GIVEN DATA:
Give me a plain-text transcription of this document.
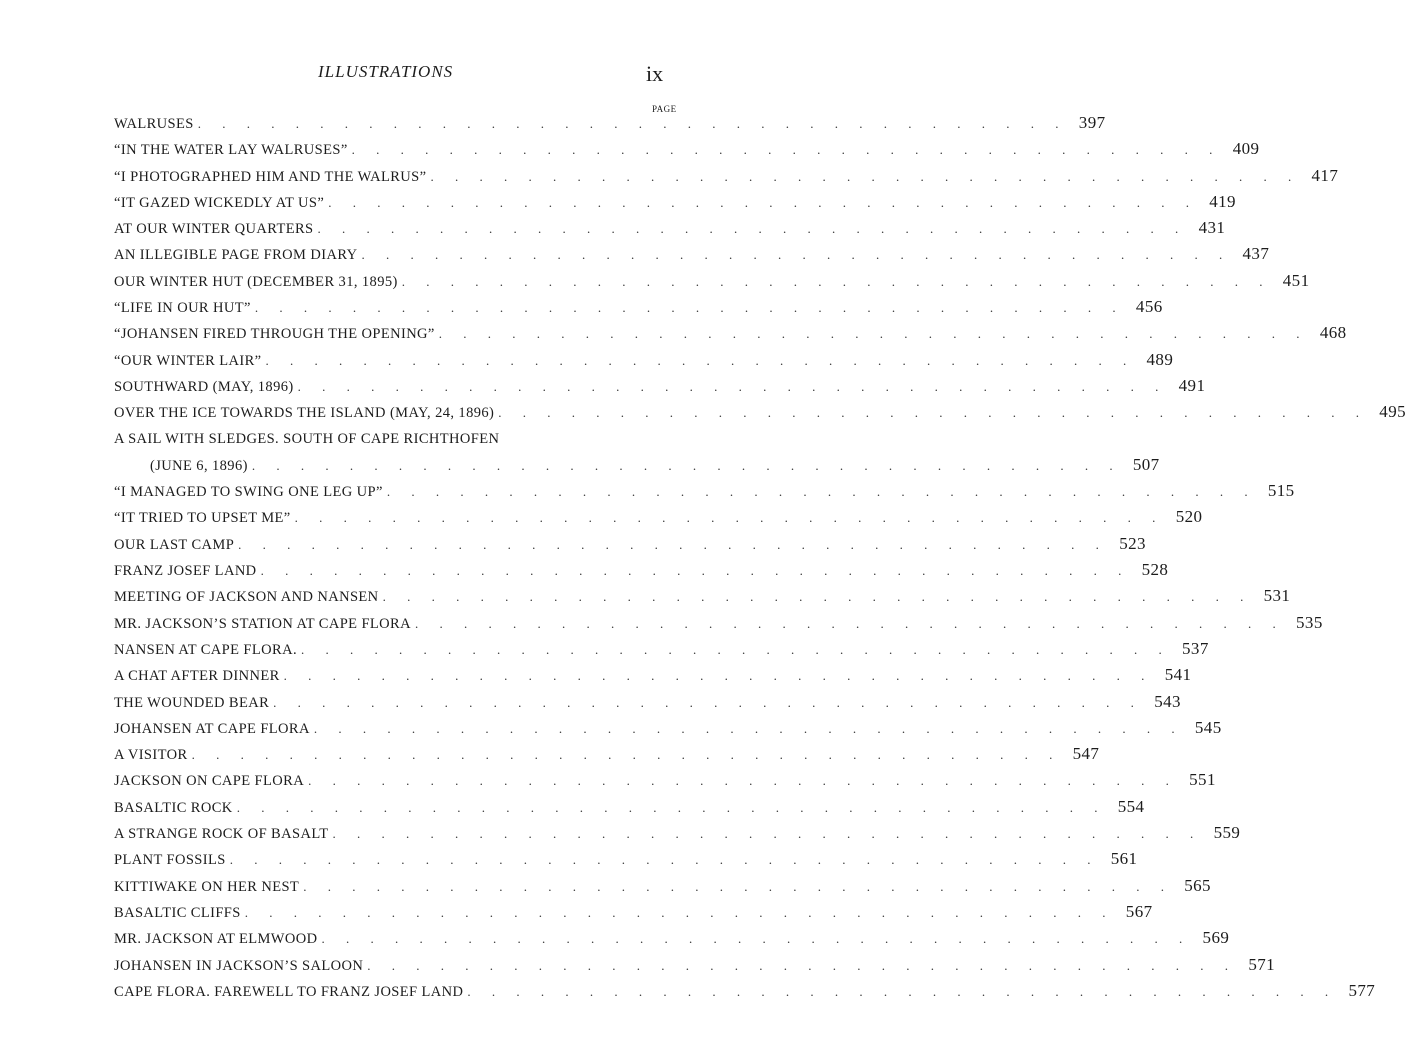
ILLUSTRATIONS	ix
PAGE
WALRUSES . . . . . . . . . . . . . . . . . . . . . . . . . . . . . . . . . . . . 397
“IN THE WATER LAY WALRUSES” . . . . . . . . . . . . . . . . . . . . . . . . . . . . . . . . . . . . 409
“I PHOTOGRAPHED HIM AND THE WALRUS” . . . . . . . . . . . . . . . . . . . . . . . . . . . . . . . . . . . . 417
“IT GAZED WICKEDLY AT US” . . . . . . . . . . . . . . . . . . . . . . . . . . . . . . . . . . . . 419
AT OUR WINTER QUARTERS . . . . . . . . . . . . . . . . . . . . . . . . . . . . . . . . . . . . 431
AN ILLEGIBLE PAGE FROM DIARY . . . . . . . . . . . . . . . . . . . . . . . . . . . . . . . . . . . . 437
OUR WINTER HUT (DECEMBER 31, 1895) . . . . . . . . . . . . . . . . . . . . . . . . . . . . . . . . . . . . 451
“LIFE IN OUR HUT” . . . . . . . . . . . . . . . . . . . . . . . . . . . . . . . . . . . . 456
“JOHANSEN FIRED THROUGH THE OPENING” . . . . . . . . . . . . . . . . . . . . . . . . . . . . . . . . . . . . 468
“OUR WINTER LAIR” . . . . . . . . . . . . . . . . . . . . . . . . . . . . . . . . . . . . 489
SOUTHWARD (MAY, 1896) . . . . . . . . . . . . . . . . . . . . . . . . . . . . . . . . . . . . 491
OVER THE ICE TOWARDS THE ISLAND (MAY, 24, 1896) . . . . . . . . . . . . . . . . . . . . . . . . . . . . . . . . . . . . 495
A SAIL WITH SLEDGES. SOUTH OF CAPE RICHTHOFEN
(JUNE 6, 1896) . . . . . . . . . . . . . . . . . . . . . . . . . . . . . . . . . . . . 507
“I MANAGED TO SWING ONE LEG UP” . . . . . . . . . . . . . . . . . . . . . . . . . . . . . . . . . . . . 515
“IT TRIED TO UPSET ME” . . . . . . . . . . . . . . . . . . . . . . . . . . . . . . . . . . . . 520
OUR LAST CAMP . . . . . . . . . . . . . . . . . . . . . . . . . . . . . . . . . . . . 523
FRANZ JOSEF LAND . . . . . . . . . . . . . . . . . . . . . . . . . . . . . . . . . . . . 528
MEETING OF JACKSON AND NANSEN . . . . . . . . . . . . . . . . . . . . . . . . . . . . . . . . . . . . 531
MR. JACKSON’S STATION AT CAPE FLORA . . . . . . . . . . . . . . . . . . . . . . . . . . . . . . . . . . . . 535
NANSEN AT CAPE FLORA. . . . . . . . . . . . . . . . . . . . . . . . . . . . . . . . . . . . . 537
A CHAT AFTER DINNER . . . . . . . . . . . . . . . . . . . . . . . . . . . . . . . . . . . . 541
THE WOUNDED BEAR . . . . . . . . . . . . . . . . . . . . . . . . . . . . . . . . . . . . 543
JOHANSEN AT CAPE FLORA . . . . . . . . . . . . . . . . . . . . . . . . . . . . . . . . . . . . 545
A VISITOR . . . . . . . . . . . . . . . . . . . . . . . . . . . . . . . . . . . . 547
JACKSON ON CAPE FLORA . . . . . . . . . . . . . . . . . . . . . . . . . . . . . . . . . . . . 551
BASALTIC ROCK . . . . . . . . . . . . . . . . . . . . . . . . . . . . . . . . . . . . 554
A STRANGE ROCK OF BASALT . . . . . . . . . . . . . . . . . . . . . . . . . . . . . . . . . . . . 559
PLANT FOSSILS . . . . . . . . . . . . . . . . . . . . . . . . . . . . . . . . . . . . 561
KITTIWAKE ON HER NEST . . . . . . . . . . . . . . . . . . . . . . . . . . . . . . . . . . . . 565
BASALTIC CLIFFS . . . . . . . . . . . . . . . . . . . . . . . . . . . . . . . . . . . . 567
MR. JACKSON AT ELMWOOD . . . . . . . . . . . . . . . . . . . . . . . . . . . . . . . . . . . . 569
JOHANSEN IN JACKSON’S SALOON . . . . . . . . . . . . . . . . . . . . . . . . . . . . . . . . . . . . 571
CAPE FLORA. FAREWELL TO FRANZ JOSEF LAND . . . . . . . . . . . . . . . . . . . . . . . . . . . . . . . . . . . . 577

EXERCISE PROMPT: Give every record again exactly, apart from the pictures, which stay out.

COMPLETED EXERCISE:
Give me a plain-text transcription of this document.
ILLUSTRATIONS	ix
PAGE
WALRUSES . . . . . . . . . . . . . . . . . . . . . . . . . . . . . . . . . . . . 397
“IN THE WATER LAY WALRUSES” . . . . . . . . . . . . . . . . . . . . . . . . . . . . . . . . . . . . 409
“I PHOTOGRAPHED HIM AND THE WALRUS” . . . . . . . . . . . . . . . . . . . . . . . . . . . . . . . . . . . . 417
“IT GAZED WICKEDLY AT US” . . . . . . . . . . . . . . . . . . . . . . . . . . . . . . . . . . . . 419
AT OUR WINTER QUARTERS . . . . . . . . . . . . . . . . . . . . . . . . . . . . . . . . . . . . 431
AN ILLEGIBLE PAGE FROM DIARY . . . . . . . . . . . . . . . . . . . . . . . . . . . . . . . . . . . . 437
OUR WINTER HUT (DECEMBER 31, 1895) . . . . . . . . . . . . . . . . . . . . . . . . . . . . . . . . . . . . 451
“LIFE IN OUR HUT” . . . . . . . . . . . . . . . . . . . . . . . . . . . . . . . . . . . . 456
“JOHANSEN FIRED THROUGH THE OPENING” . . . . . . . . . . . . . . . . . . . . . . . . . . . . . . . . . . . . 468
“OUR WINTER LAIR” . . . . . . . . . . . . . . . . . . . . . . . . . . . . . . . . . . . . 489
SOUTHWARD (MAY, 1896) . . . . . . . . . . . . . . . . . . . . . . . . . . . . . . . . . . . . 491
OVER THE ICE TOWARDS THE ISLAND (MAY, 24, 1896) . . . . . . . . . . . . . . . . . . . . . . . . . . . . . . . . . . . . 495
A SAIL WITH SLEDGES. SOUTH OF CAPE RICHTHOFEN
(JUNE 6, 1896) . . . . . . . . . . . . . . . . . . . . . . . . . . . . . . . . . . . . 507
“I MANAGED TO SWING ONE LEG UP” . . . . . . . . . . . . . . . . . . . . . . . . . . . . . . . . . . . . 515
“IT TRIED TO UPSET ME” . . . . . . . . . . . . . . . . . . . . . . . . . . . . . . . . . . . . 520
OUR LAST CAMP . . . . . . . . . . . . . . . . . . . . . . . . . . . . . . . . . . . . 523
FRANZ JOSEF LAND . . . . . . . . . . . . . . . . . . . . . . . . . . . . . . . . . . . . 528
MEETING OF JACKSON AND NANSEN . . . . . . . . . . . . . . . . . . . . . . . . . . . . . . . . . . . . 531
MR. JACKSON’S STATION AT CAPE FLORA . . . . . . . . . . . . . . . . . . . . . . . . . . . . . . . . . . . . 535
NANSEN AT CAPE FLORA. . . . . . . . . . . . . . . . . . . . . . . . . . . . . . . . . . . . . 537
A CHAT AFTER DINNER . . . . . . . . . . . . . . . . . . . . . . . . . . . . . . . . . . . . 541
THE WOUNDED BEAR . . . . . . . . . . . . . . . . . . . . . . . . . . . . . . . . . . . . 543
JOHANSEN AT CAPE FLORA . . . . . . . . . . . . . . . . . . . . . . . . . . . . . . . . . . . . 545
A VISITOR . . . . . . . . . . . . . . . . . . . . . . . . . . . . . . . . . . . . 547
JACKSON ON CAPE FLORA . . . . . . . . . . . . . . . . . . . . . . . . . . . . . . . . . . . . 551
BASALTIC ROCK . . . . . . . . . . . . . . . . . . . . . . . . . . . . . . . . . . . . 554
A STRANGE ROCK OF BASALT . . . . . . . . . . . . . . . . . . . . . . . . . . . . . . . . . . . . 559
PLANT FOSSILS . . . . . . . . . . . . . . . . . . . . . . . . . . . . . . . . . . . . 561
KITTIWAKE ON HER NEST . . . . . . . . . . . . . . . . . . . . . . . . . . . . . . . . . . . . 565
BASALTIC CLIFFS . . . . . . . . . . . . . . . . . . . . . . . . . . . . . . . . . . . . 567
MR. JACKSON AT ELMWOOD . . . . . . . . . . . . . . . . . . . . . . . . . . . . . . . . . . . . 569
JOHANSEN IN JACKSON’S SALOON . . . . . . . . . . . . . . . . . . . . . . . . . . . . . . . . . . . . 571
CAPE FLORA. FAREWELL TO FRANZ JOSEF LAND . . . . . . . . . . . . . . . . . . . . . . . . . . . . . . . . . . . . 577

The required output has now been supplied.